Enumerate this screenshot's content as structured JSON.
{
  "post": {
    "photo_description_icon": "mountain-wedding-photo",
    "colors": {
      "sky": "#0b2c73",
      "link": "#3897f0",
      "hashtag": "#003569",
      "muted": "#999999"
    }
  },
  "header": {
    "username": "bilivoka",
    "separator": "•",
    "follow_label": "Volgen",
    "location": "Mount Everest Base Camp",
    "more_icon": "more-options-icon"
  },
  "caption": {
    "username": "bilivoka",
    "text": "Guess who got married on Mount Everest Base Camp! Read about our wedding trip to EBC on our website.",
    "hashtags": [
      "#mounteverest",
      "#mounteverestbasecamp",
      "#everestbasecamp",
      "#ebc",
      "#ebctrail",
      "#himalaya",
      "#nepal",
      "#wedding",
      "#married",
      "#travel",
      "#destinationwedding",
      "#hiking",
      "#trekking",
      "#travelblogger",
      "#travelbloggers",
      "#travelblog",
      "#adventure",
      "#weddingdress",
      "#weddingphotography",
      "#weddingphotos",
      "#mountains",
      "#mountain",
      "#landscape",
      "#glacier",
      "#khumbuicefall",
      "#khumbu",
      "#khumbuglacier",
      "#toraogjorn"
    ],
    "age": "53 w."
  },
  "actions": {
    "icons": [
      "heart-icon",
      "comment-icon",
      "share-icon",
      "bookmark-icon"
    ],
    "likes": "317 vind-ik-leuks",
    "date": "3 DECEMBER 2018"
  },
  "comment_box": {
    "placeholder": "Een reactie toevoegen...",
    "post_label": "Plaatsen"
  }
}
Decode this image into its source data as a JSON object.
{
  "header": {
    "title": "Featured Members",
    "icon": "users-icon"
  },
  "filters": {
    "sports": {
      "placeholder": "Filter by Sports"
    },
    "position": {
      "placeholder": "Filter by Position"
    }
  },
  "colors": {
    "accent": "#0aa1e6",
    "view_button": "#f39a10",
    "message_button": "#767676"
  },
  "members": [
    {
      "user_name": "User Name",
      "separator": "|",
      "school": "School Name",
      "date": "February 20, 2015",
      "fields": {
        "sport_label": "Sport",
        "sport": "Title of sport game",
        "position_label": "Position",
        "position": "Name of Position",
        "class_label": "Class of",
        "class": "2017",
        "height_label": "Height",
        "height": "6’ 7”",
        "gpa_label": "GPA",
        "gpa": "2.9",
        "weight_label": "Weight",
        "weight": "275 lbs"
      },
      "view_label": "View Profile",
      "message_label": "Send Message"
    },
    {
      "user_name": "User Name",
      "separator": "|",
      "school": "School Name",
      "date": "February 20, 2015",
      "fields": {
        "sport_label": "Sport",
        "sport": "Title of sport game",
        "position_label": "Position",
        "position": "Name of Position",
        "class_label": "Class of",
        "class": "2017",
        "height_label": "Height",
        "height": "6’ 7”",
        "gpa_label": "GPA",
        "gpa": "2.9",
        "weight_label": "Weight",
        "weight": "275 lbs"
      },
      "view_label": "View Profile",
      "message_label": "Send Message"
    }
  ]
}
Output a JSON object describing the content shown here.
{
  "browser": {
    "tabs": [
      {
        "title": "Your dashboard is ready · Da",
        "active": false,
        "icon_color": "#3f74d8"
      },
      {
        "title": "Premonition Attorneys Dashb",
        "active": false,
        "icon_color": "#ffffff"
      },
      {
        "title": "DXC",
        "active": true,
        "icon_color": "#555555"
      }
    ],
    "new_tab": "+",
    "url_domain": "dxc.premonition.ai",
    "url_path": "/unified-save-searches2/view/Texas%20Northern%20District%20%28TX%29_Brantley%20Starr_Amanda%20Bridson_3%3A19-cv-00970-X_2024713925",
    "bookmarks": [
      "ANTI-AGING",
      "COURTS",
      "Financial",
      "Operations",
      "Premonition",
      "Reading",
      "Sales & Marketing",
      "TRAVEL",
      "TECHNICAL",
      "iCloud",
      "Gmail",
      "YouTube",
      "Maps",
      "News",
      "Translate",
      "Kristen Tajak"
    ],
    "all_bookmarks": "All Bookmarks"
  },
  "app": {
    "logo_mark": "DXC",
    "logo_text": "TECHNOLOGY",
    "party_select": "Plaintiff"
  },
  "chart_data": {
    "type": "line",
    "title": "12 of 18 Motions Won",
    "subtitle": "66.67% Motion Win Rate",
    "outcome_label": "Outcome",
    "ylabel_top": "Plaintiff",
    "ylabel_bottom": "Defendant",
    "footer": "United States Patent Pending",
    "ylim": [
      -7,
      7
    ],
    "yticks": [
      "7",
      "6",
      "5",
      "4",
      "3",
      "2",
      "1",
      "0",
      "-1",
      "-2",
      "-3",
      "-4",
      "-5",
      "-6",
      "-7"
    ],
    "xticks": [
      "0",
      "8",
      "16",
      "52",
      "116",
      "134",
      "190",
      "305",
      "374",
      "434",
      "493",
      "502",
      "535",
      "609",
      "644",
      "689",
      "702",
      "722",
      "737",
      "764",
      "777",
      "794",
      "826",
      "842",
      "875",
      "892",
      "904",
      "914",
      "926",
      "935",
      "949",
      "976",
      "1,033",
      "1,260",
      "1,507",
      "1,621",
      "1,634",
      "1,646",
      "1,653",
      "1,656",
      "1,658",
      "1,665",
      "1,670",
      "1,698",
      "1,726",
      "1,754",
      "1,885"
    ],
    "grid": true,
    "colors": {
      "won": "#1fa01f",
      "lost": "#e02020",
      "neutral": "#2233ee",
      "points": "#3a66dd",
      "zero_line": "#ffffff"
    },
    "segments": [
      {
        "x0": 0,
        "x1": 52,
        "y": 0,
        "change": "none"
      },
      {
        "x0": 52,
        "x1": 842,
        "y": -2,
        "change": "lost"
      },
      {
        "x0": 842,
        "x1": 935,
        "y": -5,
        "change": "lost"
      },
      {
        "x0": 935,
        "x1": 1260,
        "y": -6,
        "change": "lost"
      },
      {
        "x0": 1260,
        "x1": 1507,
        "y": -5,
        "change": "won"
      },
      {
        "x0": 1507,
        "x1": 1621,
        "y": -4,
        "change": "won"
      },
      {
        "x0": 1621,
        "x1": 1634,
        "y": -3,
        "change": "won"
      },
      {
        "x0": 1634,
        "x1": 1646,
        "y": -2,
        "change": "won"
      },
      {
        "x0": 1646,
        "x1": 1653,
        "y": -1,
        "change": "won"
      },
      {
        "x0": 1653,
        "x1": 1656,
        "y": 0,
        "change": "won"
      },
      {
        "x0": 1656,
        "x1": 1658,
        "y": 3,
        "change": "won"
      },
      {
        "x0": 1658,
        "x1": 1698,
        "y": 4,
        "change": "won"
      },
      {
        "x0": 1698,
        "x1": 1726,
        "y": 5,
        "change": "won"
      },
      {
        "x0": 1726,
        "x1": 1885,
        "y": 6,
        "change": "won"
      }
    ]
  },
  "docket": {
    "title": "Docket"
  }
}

══════

» What is expected:
Repeat the preceding lines exactly, please, every one of them.

» Completed task:
Enumerate this screenshot's content as structured JSON.
{
  "post": {
    "photo_description_icon": "mountain-wedding-photo",
    "colors": {
      "sky": "#0b2c73",
      "link": "#3897f0",
      "hashtag": "#003569",
      "muted": "#999999"
    }
  },
  "header": {
    "username": "bilivoka",
    "separator": "•",
    "follow_label": "Volgen",
    "location": "Mount Everest Base Camp",
    "more_icon": "more-options-icon"
  },
  "caption": {
    "username": "bilivoka",
    "text": "Guess who got married on Mount Everest Base Camp! Read about our wedding trip to EBC on our website.",
    "hashtags": [
      "#mounteverest",
      "#mounteverestbasecamp",
      "#everestbasecamp",
      "#ebc",
      "#ebctrail",
      "#himalaya",
      "#nepal",
      "#wedding",
      "#married",
      "#travel",
      "#destinationwedding",
      "#hiking",
      "#trekking",
      "#travelblogger",
      "#travelbloggers",
      "#travelblog",
      "#adventure",
      "#weddingdress",
      "#weddingphotography",
      "#weddingphotos",
      "#mountains",
      "#mountain",
      "#landscape",
      "#glacier",
      "#khumbuicefall",
      "#khumbu",
      "#khumbuglacier",
      "#toraogjorn"
    ],
    "age": "53 w."
  },
  "actions": {
    "icons": [
      "heart-icon",
      "comment-icon",
      "share-icon",
      "bookmark-icon"
    ],
    "likes": "317 vind-ik-leuks",
    "date": "3 DECEMBER 2018"
  },
  "comment_box": {
    "placeholder": "Een reactie toevoegen...",
    "post_label": "Plaatsen"
  }
}
Decode this image into its source data as a JSON object.
{
  "header": {
    "title": "Featured Members",
    "icon": "users-icon"
  },
  "filters": {
    "sports": {
      "placeholder": "Filter by Sports"
    },
    "position": {
      "placeholder": "Filter by Position"
    }
  },
  "colors": {
    "accent": "#0aa1e6",
    "view_button": "#f39a10",
    "message_button": "#767676"
  },
  "members": [
    {
      "user_name": "User Name",
      "separator": "|",
      "school": "School Name",
      "date": "February 20, 2015",
      "fields": {
        "sport_label": "Sport",
        "sport": "Title of sport game",
        "position_label": "Position",
        "position": "Name of Position",
        "class_label": "Class of",
        "class": "2017",
        "height_label": "Height",
        "height": "6’ 7”",
        "gpa_label": "GPA",
        "gpa": "2.9",
        "weight_label": "Weight",
        "weight": "275 lbs"
      },
      "view_label": "View Profile",
      "message_label": "Send Message"
    },
    {
      "user_name": "User Name",
      "separator": "|",
      "school": "School Name",
      "date": "February 20, 2015",
      "fields": {
        "sport_label": "Sport",
        "sport": "Title of sport game",
        "position_label": "Position",
        "position": "Name of Position",
        "class_label": "Class of",
        "class": "2017",
        "height_label": "Height",
        "height": "6’ 7”",
        "gpa_label": "GPA",
        "gpa": "2.9",
        "weight_label": "Weight",
        "weight": "275 lbs"
      },
      "view_label": "View Profile",
      "message_label": "Send Message"
    }
  ]
}
Output a JSON object describing the content shown here.
{
  "browser": {
    "tabs": [
      {
        "title": "Your dashboard is ready · Da",
        "active": false,
        "icon_color": "#3f74d8"
      },
      {
        "title": "Premonition Attorneys Dashb",
        "active": false,
        "icon_color": "#ffffff"
      },
      {
        "title": "DXC",
        "active": true,
        "icon_color": "#555555"
      }
    ],
    "new_tab": "+",
    "url_domain": "dxc.premonition.ai",
    "url_path": "/unified-save-searches2/view/Texas%20Northern%20District%20%28TX%29_Brantley%20Starr_Amanda%20Bridson_3%3A19-cv-00970-X_2024713925",
    "bookmarks": [
      "ANTI-AGING",
      "COURTS",
      "Financial",
      "Operations",
      "Premonition",
      "Reading",
      "Sales & Marketing",
      "TRAVEL",
      "TECHNICAL",
      "iCloud",
      "Gmail",
      "YouTube",
      "Maps",
      "News",
      "Translate",
      "Kristen Tajak"
    ],
    "all_bookmarks": "All Bookmarks"
  },
  "app": {
    "logo_mark": "DXC",
    "logo_text": "TECHNOLOGY",
    "party_select": "Plaintiff"
  },
  "chart_data": {
    "type": "line",
    "title": "12 of 18 Motions Won",
    "subtitle": "66.67% Motion Win Rate",
    "outcome_label": "Outcome",
    "ylabel_top": "Plaintiff",
    "ylabel_bottom": "Defendant",
    "footer": "United States Patent Pending",
    "ylim": [
      -7,
      7
    ],
    "yticks": [
      "7",
      "6",
      "5",
      "4",
      "3",
      "2",
      "1",
      "0",
      "-1",
      "-2",
      "-3",
      "-4",
      "-5",
      "-6",
      "-7"
    ],
    "xticks": [
      "0",
      "8",
      "16",
      "52",
      "116",
      "134",
      "190",
      "305",
      "374",
      "434",
      "493",
      "502",
      "535",
      "609",
      "644",
      "689",
      "702",
      "722",
      "737",
      "764",
      "777",
      "794",
      "826",
      "842",
      "875",
      "892",
      "904",
      "914",
      "926",
      "935",
      "949",
      "976",
      "1,033",
      "1,260",
      "1,507",
      "1,621",
      "1,634",
      "1,646",
      "1,653",
      "1,656",
      "1,658",
      "1,665",
      "1,670",
      "1,698",
      "1,726",
      "1,754",
      "1,885"
    ],
    "grid": true,
    "colors": {
      "won": "#1fa01f",
      "lost": "#e02020",
      "neutral": "#2233ee",
      "points": "#3a66dd",
      "zero_line": "#ffffff"
    },
    "segments": [
      {
        "x0": 0,
        "x1": 52,
        "y": 0,
        "change": "none"
      },
      {
        "x0": 52,
        "x1": 842,
        "y": -2,
        "change": "lost"
      },
      {
        "x0": 842,
        "x1": 935,
        "y": -5,
        "change": "lost"
      },
      {
        "x0": 935,
        "x1": 1260,
        "y": -6,
        "change": "lost"
      },
      {
        "x0": 1260,
        "x1": 1507,
        "y": -5,
        "change": "won"
      },
      {
        "x0": 1507,
        "x1": 1621,
        "y": -4,
        "change": "won"
      },
      {
        "x0": 1621,
        "x1": 1634,
        "y": -3,
        "change": "won"
      },
      {
        "x0": 1634,
        "x1": 1646,
        "y": -2,
        "change": "won"
      },
      {
        "x0": 1646,
        "x1": 1653,
        "y": -1,
        "change": "won"
      },
      {
        "x0": 1653,
        "x1": 1656,
        "y": 0,
        "change": "won"
      },
      {
        "x0": 1656,
        "x1": 1658,
        "y": 3,
        "change": "won"
      },
      {
        "x0": 1658,
        "x1": 1698,
        "y": 4,
        "change": "won"
      },
      {
        "x0": 1698,
        "x1": 1726,
        "y": 5,
        "change": "won"
      },
      {
        "x0": 1726,
        "x1": 1885,
        "y": 6,
        "change": "won"
      }
    ]
  },
  "docket": {
    "title": "Docket"
  }
}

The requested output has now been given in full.